* begin Material for this exercise *

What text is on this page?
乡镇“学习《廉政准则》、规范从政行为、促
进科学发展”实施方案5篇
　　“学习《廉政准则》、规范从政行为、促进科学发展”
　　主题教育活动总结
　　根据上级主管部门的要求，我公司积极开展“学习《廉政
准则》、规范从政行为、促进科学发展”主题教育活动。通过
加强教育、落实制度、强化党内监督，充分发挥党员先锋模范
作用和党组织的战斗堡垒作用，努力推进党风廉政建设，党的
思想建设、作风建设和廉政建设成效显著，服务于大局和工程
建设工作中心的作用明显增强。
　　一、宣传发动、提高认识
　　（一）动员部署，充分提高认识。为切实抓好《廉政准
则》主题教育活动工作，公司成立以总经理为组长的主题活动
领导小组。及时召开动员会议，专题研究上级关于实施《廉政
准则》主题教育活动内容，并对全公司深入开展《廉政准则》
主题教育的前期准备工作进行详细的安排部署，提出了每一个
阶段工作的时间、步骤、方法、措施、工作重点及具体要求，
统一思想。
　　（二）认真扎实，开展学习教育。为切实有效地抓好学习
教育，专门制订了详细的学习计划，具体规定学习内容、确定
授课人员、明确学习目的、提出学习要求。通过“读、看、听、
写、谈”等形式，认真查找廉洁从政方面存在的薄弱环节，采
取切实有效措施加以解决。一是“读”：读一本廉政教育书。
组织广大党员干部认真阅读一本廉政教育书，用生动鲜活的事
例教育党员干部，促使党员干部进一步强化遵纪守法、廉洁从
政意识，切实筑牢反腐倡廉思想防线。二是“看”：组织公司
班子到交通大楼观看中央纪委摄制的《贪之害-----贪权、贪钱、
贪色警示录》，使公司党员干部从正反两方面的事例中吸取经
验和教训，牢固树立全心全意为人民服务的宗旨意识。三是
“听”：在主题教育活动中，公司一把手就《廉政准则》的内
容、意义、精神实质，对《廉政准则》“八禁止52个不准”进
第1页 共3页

* end Material for this exercise *

Each record above should be output again exactly.

■ Exercise output:
What text is on this page?
乡镇“学习《廉政准则》、规范从政行为、促
进科学发展”实施方案5篇
　　“学习《廉政准则》、规范从政行为、促进科学发展”
　　主题教育活动总结
　　根据上级主管部门的要求，我公司积极开展“学习《廉政
准则》、规范从政行为、促进科学发展”主题教育活动。通过
加强教育、落实制度、强化党内监督，充分发挥党员先锋模范
作用和党组织的战斗堡垒作用，努力推进党风廉政建设，党的
思想建设、作风建设和廉政建设成效显著，服务于大局和工程
建设工作中心的作用明显增强。
　　一、宣传发动、提高认识
　　（一）动员部署，充分提高认识。为切实抓好《廉政准
则》主题教育活动工作，公司成立以总经理为组长的主题活动
领导小组。及时召开动员会议，专题研究上级关于实施《廉政
准则》主题教育活动内容，并对全公司深入开展《廉政准则》
主题教育的前期准备工作进行详细的安排部署，提出了每一个
阶段工作的时间、步骤、方法、措施、工作重点及具体要求，
统一思想。
　　（二）认真扎实，开展学习教育。为切实有效地抓好学习
教育，专门制订了详细的学习计划，具体规定学习内容、确定
授课人员、明确学习目的、提出学习要求。通过“读、看、听、
写、谈”等形式，认真查找廉洁从政方面存在的薄弱环节，采
取切实有效措施加以解决。一是“读”：读一本廉政教育书。
组织广大党员干部认真阅读一本廉政教育书，用生动鲜活的事
例教育党员干部，促使党员干部进一步强化遵纪守法、廉洁从
政意识，切实筑牢反腐倡廉思想防线。二是“看”：组织公司
班子到交通大楼观看中央纪委摄制的《贪之害-----贪权、贪钱、
贪色警示录》，使公司党员干部从正反两方面的事例中吸取经
验和教训，牢固树立全心全意为人民服务的宗旨意识。三是
“听”：在主题教育活动中，公司一把手就《廉政准则》的内
容、意义、精神实质，对《廉政准则》“八禁止52个不准”进
第1页 共3页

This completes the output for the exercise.